== DATA EXCERPTS ==

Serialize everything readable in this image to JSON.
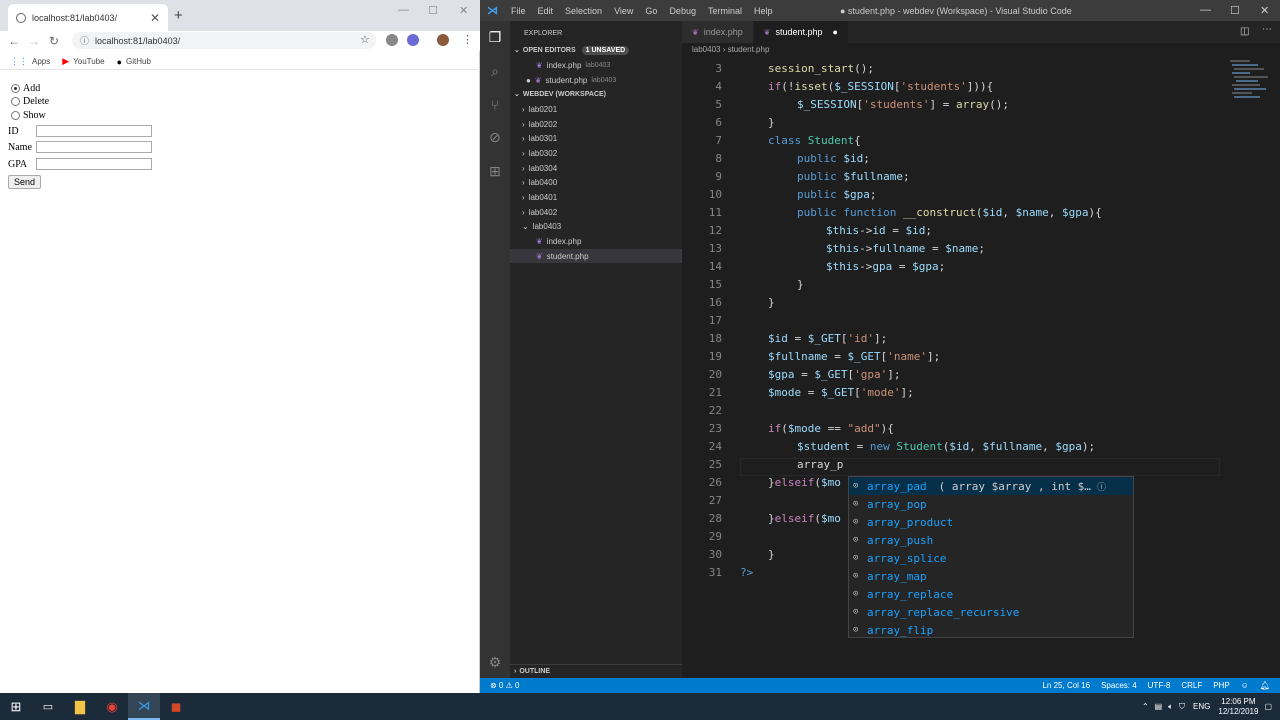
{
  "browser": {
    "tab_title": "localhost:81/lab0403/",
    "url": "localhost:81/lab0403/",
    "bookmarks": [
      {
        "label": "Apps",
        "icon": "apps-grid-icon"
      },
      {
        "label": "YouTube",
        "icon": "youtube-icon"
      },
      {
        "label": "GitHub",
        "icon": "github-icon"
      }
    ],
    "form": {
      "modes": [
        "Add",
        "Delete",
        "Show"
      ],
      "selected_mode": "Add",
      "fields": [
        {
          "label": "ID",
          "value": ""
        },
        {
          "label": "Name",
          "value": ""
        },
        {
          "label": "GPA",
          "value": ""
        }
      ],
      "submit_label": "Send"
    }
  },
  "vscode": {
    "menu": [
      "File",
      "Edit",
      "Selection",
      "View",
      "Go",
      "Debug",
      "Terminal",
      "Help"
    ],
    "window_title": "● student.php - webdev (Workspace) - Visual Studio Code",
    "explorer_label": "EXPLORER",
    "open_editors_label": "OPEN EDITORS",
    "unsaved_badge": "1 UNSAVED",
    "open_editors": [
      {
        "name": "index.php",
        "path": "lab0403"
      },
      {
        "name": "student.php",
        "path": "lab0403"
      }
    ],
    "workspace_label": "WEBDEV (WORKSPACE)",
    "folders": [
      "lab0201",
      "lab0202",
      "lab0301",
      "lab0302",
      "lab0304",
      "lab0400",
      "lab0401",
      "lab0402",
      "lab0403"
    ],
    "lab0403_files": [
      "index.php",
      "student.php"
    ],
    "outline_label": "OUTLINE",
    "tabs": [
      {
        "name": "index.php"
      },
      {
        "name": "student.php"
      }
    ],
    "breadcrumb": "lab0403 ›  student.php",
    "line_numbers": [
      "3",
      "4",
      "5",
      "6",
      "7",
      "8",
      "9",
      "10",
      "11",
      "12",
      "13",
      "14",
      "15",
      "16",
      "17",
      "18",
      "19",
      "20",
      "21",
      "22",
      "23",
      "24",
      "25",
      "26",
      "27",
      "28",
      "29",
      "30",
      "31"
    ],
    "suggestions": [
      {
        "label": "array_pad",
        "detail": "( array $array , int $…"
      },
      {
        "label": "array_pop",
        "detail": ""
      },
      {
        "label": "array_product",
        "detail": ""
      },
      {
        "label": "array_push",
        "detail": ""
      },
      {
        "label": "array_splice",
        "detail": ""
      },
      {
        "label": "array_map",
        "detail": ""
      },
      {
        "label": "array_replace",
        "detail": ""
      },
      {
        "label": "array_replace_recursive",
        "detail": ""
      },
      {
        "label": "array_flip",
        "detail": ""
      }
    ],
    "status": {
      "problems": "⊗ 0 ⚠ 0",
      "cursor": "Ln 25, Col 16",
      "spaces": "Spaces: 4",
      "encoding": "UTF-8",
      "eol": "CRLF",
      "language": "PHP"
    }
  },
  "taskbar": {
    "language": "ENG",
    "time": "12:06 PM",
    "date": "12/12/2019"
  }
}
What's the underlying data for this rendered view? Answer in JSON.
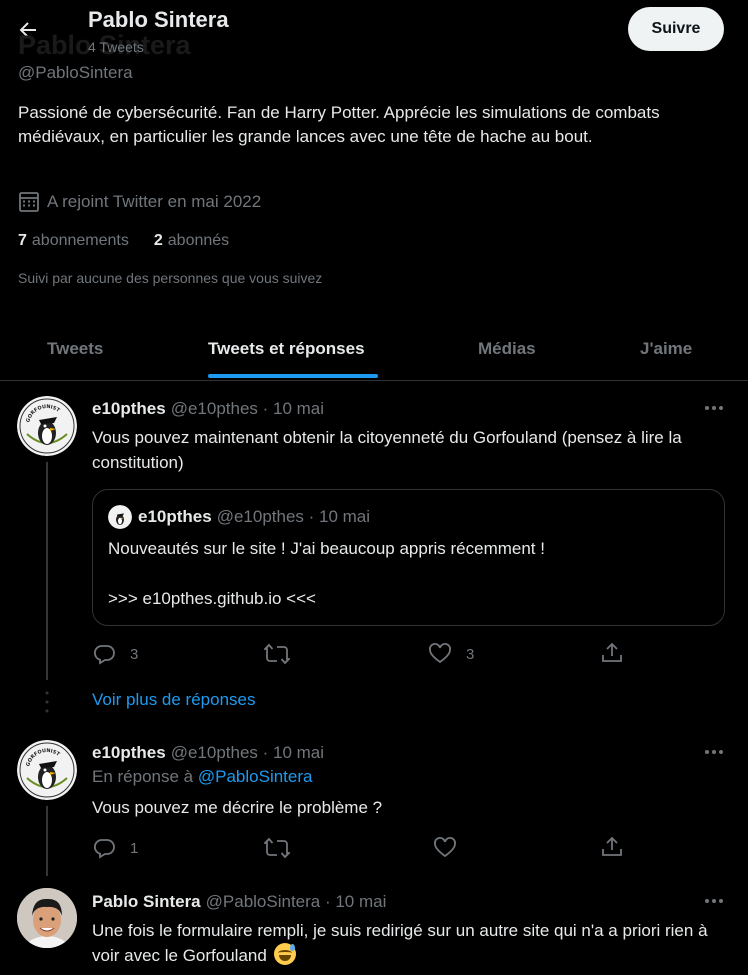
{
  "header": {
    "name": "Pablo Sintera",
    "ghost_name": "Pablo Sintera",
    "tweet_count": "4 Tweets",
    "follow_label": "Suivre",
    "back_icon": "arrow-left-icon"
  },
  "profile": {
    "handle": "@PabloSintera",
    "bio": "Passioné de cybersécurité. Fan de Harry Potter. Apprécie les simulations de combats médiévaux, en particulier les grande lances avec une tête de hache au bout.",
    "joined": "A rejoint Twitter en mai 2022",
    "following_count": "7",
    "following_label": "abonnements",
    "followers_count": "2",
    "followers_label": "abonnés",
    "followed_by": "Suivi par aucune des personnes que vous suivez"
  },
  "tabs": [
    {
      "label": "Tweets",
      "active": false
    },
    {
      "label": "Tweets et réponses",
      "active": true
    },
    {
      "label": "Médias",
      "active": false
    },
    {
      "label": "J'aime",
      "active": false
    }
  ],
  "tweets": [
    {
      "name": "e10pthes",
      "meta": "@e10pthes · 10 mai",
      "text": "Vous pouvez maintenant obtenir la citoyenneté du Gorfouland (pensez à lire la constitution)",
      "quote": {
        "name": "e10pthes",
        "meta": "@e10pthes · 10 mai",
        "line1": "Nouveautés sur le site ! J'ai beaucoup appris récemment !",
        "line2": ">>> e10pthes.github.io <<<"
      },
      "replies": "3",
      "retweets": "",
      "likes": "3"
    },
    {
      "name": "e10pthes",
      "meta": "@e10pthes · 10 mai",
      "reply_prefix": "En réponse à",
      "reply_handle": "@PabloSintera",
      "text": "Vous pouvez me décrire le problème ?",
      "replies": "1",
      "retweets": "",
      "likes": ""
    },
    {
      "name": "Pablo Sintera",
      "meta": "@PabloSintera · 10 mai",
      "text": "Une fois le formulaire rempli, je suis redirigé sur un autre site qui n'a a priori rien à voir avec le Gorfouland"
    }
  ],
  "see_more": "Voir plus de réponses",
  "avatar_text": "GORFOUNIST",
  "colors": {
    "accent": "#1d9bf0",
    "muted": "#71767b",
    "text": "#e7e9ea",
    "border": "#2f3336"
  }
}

===

WHAT THIS TASK INVOLVES: Copy every record above exactly, leaving out the pictures.

THE COMPLETED TASK:
Serialize everything readable in this image to JSON.
{
  "browser": {
    "tab_title": "localhost:81/lab0403/",
    "url": "localhost:81/lab0403/",
    "bookmarks": [
      {
        "label": "Apps",
        "icon": "apps-grid-icon"
      },
      {
        "label": "YouTube",
        "icon": "youtube-icon"
      },
      {
        "label": "GitHub",
        "icon": "github-icon"
      }
    ],
    "form": {
      "modes": [
        "Add",
        "Delete",
        "Show"
      ],
      "selected_mode": "Add",
      "fields": [
        {
          "label": "ID",
          "value": ""
        },
        {
          "label": "Name",
          "value": ""
        },
        {
          "label": "GPA",
          "value": ""
        }
      ],
      "submit_label": "Send"
    }
  },
  "vscode": {
    "menu": [
      "File",
      "Edit",
      "Selection",
      "View",
      "Go",
      "Debug",
      "Terminal",
      "Help"
    ],
    "window_title": "● student.php - webdev (Workspace) - Visual Studio Code",
    "explorer_label": "EXPLORER",
    "open_editors_label": "OPEN EDITORS",
    "unsaved_badge": "1 UNSAVED",
    "open_editors": [
      {
        "name": "index.php",
        "path": "lab0403"
      },
      {
        "name": "student.php",
        "path": "lab0403"
      }
    ],
    "workspace_label": "WEBDEV (WORKSPACE)",
    "folders": [
      "lab0201",
      "lab0202",
      "lab0301",
      "lab0302",
      "lab0304",
      "lab0400",
      "lab0401",
      "lab0402",
      "lab0403"
    ],
    "lab0403_files": [
      "index.php",
      "student.php"
    ],
    "outline_label": "OUTLINE",
    "tabs": [
      {
        "name": "index.php"
      },
      {
        "name": "student.php"
      }
    ],
    "breadcrumb": "lab0403 ›  student.php",
    "line_numbers": [
      "3",
      "4",
      "5",
      "6",
      "7",
      "8",
      "9",
      "10",
      "11",
      "12",
      "13",
      "14",
      "15",
      "16",
      "17",
      "18",
      "19",
      "20",
      "21",
      "22",
      "23",
      "24",
      "25",
      "26",
      "27",
      "28",
      "29",
      "30",
      "31"
    ],
    "suggestions": [
      {
        "label": "array_pad",
        "detail": "( array $array , int $…"
      },
      {
        "label": "array_pop",
        "detail": ""
      },
      {
        "label": "array_product",
        "detail": ""
      },
      {
        "label": "array_push",
        "detail": ""
      },
      {
        "label": "array_splice",
        "detail": ""
      },
      {
        "label": "array_map",
        "detail": ""
      },
      {
        "label": "array_replace",
        "detail": ""
      },
      {
        "label": "array_replace_recursive",
        "detail": ""
      },
      {
        "label": "array_flip",
        "detail": ""
      }
    ],
    "status": {
      "problems": "⊗ 0 ⚠ 0",
      "cursor": "Ln 25, Col 16",
      "spaces": "Spaces: 4",
      "encoding": "UTF-8",
      "eol": "CRLF",
      "language": "PHP"
    }
  },
  "taskbar": {
    "language": "ENG",
    "time": "12:06 PM",
    "date": "12/12/2019"
  }
}
What's the underlying data for this rendered view? Answer in JSON.
{
  "header": {
    "name": "Pablo Sintera",
    "ghost_name": "Pablo Sintera",
    "tweet_count": "4 Tweets",
    "follow_label": "Suivre",
    "back_icon": "arrow-left-icon"
  },
  "profile": {
    "handle": "@PabloSintera",
    "bio": "Passioné de cybersécurité. Fan de Harry Potter. Apprécie les simulations de combats médiévaux, en particulier les grande lances avec une tête de hache au bout.",
    "joined": "A rejoint Twitter en mai 2022",
    "following_count": "7",
    "following_label": "abonnements",
    "followers_count": "2",
    "followers_label": "abonnés",
    "followed_by": "Suivi par aucune des personnes que vous suivez"
  },
  "tabs": [
    {
      "label": "Tweets",
      "active": false
    },
    {
      "label": "Tweets et réponses",
      "active": true
    },
    {
      "label": "Médias",
      "active": false
    },
    {
      "label": "J'aime",
      "active": false
    }
  ],
  "tweets": [
    {
      "name": "e10pthes",
      "meta": "@e10pthes · 10 mai",
      "text": "Vous pouvez maintenant obtenir la citoyenneté du Gorfouland (pensez à lire la constitution)",
      "quote": {
        "name": "e10pthes",
        "meta": "@e10pthes · 10 mai",
        "line1": "Nouveautés sur le site ! J'ai beaucoup appris récemment !",
        "line2": ">>> e10pthes.github.io <<<"
      },
      "replies": "3",
      "retweets": "",
      "likes": "3"
    },
    {
      "name": "e10pthes",
      "meta": "@e10pthes · 10 mai",
      "reply_prefix": "En réponse à",
      "reply_handle": "@PabloSintera",
      "text": "Vous pouvez me décrire le problème ?",
      "replies": "1",
      "retweets": "",
      "likes": ""
    },
    {
      "name": "Pablo Sintera",
      "meta": "@PabloSintera · 10 mai",
      "text": "Une fois le formulaire rempli, je suis redirigé sur un autre site qui n'a a priori rien à voir avec le Gorfouland"
    }
  ],
  "see_more": "Voir plus de réponses",
  "avatar_text": "GORFOUNIST",
  "colors": {
    "accent": "#1d9bf0",
    "muted": "#71767b",
    "text": "#e7e9ea",
    "border": "#2f3336"
  }
}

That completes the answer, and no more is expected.